Collected data entries:
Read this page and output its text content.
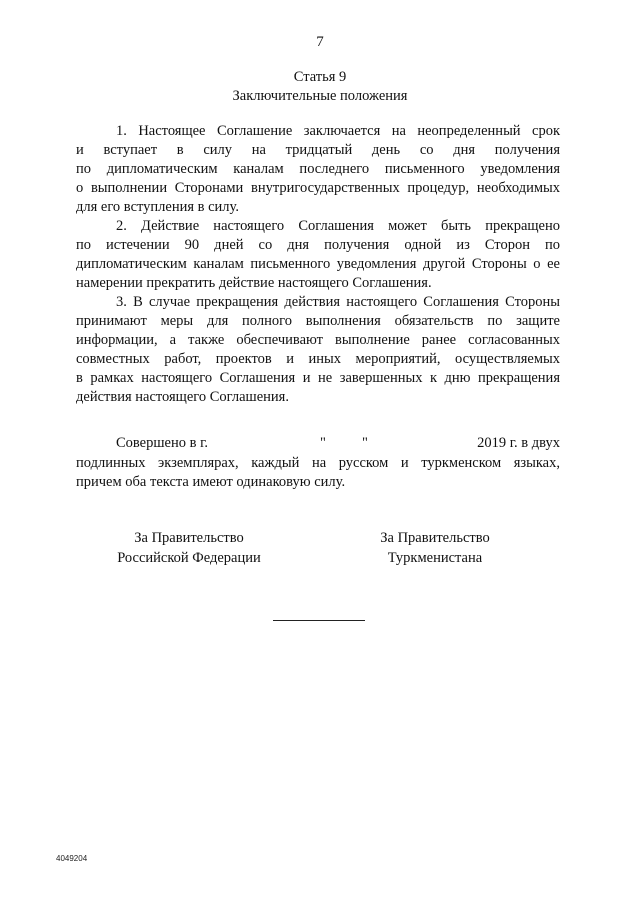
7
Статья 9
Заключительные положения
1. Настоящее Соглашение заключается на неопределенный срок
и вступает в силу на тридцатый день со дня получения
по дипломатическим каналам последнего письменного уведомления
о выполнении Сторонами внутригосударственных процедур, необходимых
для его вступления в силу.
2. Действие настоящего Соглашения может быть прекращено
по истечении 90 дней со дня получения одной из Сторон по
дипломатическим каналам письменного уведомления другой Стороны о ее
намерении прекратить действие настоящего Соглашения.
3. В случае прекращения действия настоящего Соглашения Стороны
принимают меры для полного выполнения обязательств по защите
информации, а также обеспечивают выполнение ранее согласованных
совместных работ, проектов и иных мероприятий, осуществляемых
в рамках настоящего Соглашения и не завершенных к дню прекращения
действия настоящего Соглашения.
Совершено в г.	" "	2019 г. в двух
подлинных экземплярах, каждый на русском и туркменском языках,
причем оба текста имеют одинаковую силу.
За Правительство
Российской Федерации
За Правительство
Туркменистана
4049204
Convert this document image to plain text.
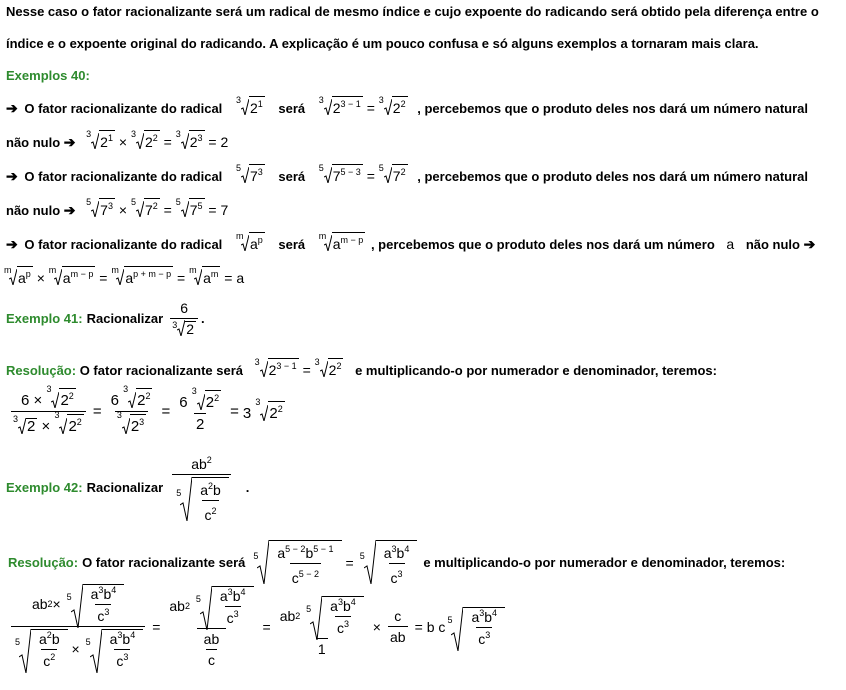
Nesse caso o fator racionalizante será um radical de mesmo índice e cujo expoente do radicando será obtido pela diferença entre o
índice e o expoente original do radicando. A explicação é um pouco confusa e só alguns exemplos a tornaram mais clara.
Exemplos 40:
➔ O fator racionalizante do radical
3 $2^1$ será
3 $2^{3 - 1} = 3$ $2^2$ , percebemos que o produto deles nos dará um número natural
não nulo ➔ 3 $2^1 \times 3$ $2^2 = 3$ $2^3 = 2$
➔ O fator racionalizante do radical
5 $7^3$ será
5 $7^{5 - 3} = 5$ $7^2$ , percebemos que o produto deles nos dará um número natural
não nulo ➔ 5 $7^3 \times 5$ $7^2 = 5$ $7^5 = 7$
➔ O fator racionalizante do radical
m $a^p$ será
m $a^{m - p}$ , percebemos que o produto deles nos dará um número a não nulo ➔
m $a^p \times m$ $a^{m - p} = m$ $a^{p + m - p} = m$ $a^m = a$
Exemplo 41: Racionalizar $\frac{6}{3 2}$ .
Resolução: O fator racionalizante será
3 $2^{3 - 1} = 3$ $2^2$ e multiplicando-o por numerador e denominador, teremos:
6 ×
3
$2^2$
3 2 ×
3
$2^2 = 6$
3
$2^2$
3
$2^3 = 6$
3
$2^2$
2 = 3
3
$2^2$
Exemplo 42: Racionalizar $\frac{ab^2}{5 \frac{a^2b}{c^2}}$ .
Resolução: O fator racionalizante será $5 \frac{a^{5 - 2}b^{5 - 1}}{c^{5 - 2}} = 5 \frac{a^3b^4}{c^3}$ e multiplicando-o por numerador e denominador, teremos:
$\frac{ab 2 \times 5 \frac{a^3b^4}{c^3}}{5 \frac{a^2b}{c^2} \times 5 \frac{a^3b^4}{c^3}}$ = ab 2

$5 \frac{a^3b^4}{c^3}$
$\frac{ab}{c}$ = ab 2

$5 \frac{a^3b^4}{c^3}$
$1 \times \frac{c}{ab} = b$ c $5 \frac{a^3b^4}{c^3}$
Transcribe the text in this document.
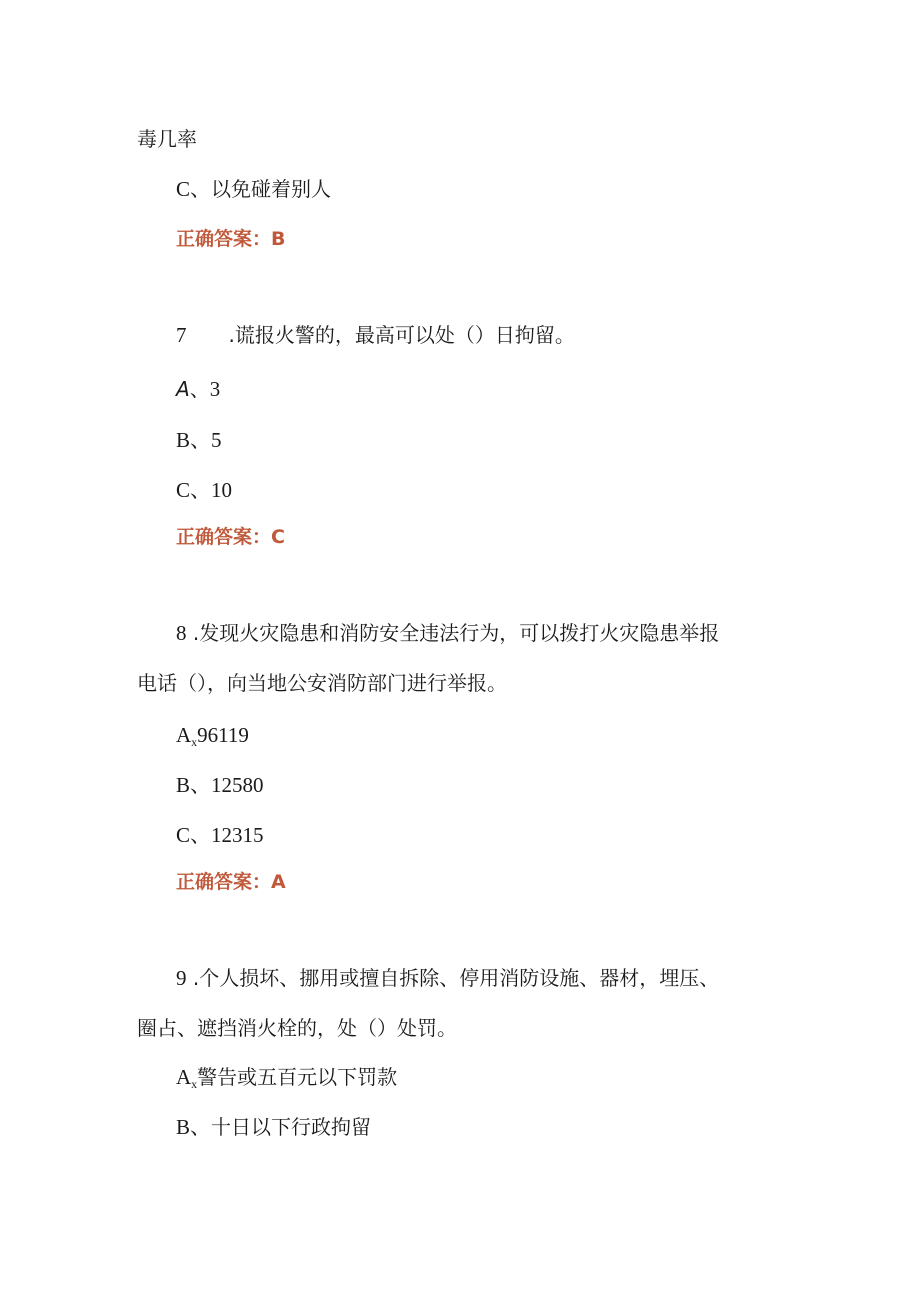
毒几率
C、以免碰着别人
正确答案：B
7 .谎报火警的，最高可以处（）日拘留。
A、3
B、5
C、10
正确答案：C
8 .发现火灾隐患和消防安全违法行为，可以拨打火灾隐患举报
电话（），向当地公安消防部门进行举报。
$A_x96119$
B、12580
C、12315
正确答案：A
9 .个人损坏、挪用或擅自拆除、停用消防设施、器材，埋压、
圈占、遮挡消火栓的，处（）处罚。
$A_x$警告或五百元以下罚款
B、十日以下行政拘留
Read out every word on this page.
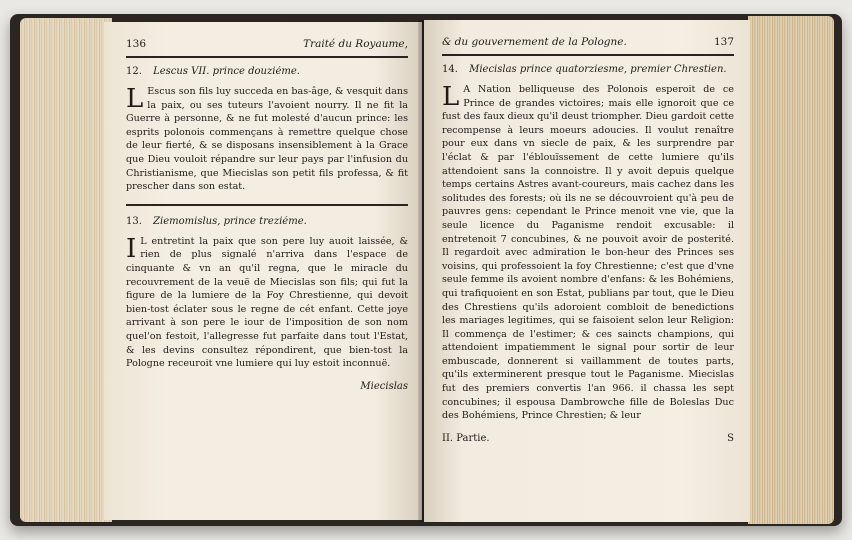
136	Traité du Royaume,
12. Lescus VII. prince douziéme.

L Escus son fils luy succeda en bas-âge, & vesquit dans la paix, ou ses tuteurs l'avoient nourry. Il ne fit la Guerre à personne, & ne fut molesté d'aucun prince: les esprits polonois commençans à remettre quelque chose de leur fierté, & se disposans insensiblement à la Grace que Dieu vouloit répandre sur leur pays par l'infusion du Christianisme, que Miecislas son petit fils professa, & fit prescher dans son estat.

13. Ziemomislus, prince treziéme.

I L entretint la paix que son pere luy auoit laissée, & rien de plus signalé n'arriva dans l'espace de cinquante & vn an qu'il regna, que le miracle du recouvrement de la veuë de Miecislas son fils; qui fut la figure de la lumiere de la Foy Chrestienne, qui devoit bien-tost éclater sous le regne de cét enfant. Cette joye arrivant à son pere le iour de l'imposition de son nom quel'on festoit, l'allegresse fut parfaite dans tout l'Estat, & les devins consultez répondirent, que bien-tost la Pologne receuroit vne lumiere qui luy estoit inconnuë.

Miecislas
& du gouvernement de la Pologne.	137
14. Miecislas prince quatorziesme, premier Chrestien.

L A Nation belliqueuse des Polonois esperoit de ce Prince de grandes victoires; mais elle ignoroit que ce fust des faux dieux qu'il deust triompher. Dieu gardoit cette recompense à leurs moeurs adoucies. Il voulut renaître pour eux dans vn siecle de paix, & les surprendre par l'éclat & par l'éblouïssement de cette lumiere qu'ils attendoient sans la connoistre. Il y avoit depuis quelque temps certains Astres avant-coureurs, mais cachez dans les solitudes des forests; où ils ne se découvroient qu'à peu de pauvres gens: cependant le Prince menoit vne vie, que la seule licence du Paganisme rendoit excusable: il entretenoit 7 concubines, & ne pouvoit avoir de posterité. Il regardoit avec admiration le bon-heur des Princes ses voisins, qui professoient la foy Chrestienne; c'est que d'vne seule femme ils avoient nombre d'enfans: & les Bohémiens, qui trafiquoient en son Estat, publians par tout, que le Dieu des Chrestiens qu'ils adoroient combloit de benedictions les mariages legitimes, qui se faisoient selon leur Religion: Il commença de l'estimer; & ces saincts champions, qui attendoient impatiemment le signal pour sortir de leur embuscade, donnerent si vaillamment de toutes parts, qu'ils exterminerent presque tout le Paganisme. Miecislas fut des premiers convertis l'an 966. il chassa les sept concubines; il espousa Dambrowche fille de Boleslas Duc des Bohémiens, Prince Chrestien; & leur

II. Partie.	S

Set exercise –
Copy each line of the preceding data that contains the string "Pologne".

Answer below –
I L entretint la paix que son pere luy auoit laissée, & rien de plus signalé n'arriva dans l'espace de cinquante & vn an qu'il regna, que le miracle du recouvrement de la veuë de Miecislas son fils; qui fut la figure de la lumiere de la Foy Chrestienne, qui devoit bien-tost éclater sous le regne de cét enfant. Cette joye arrivant à son pere le iour de l'imposition de son nom quel'on festoit, l'allegresse fut parfaite dans tout l'Estat, & les devins consultez répondirent, que bien-tost la Pologne receuroit vne lumiere qui luy estoit inconnuë.
& du gouvernement de la Pologne.	137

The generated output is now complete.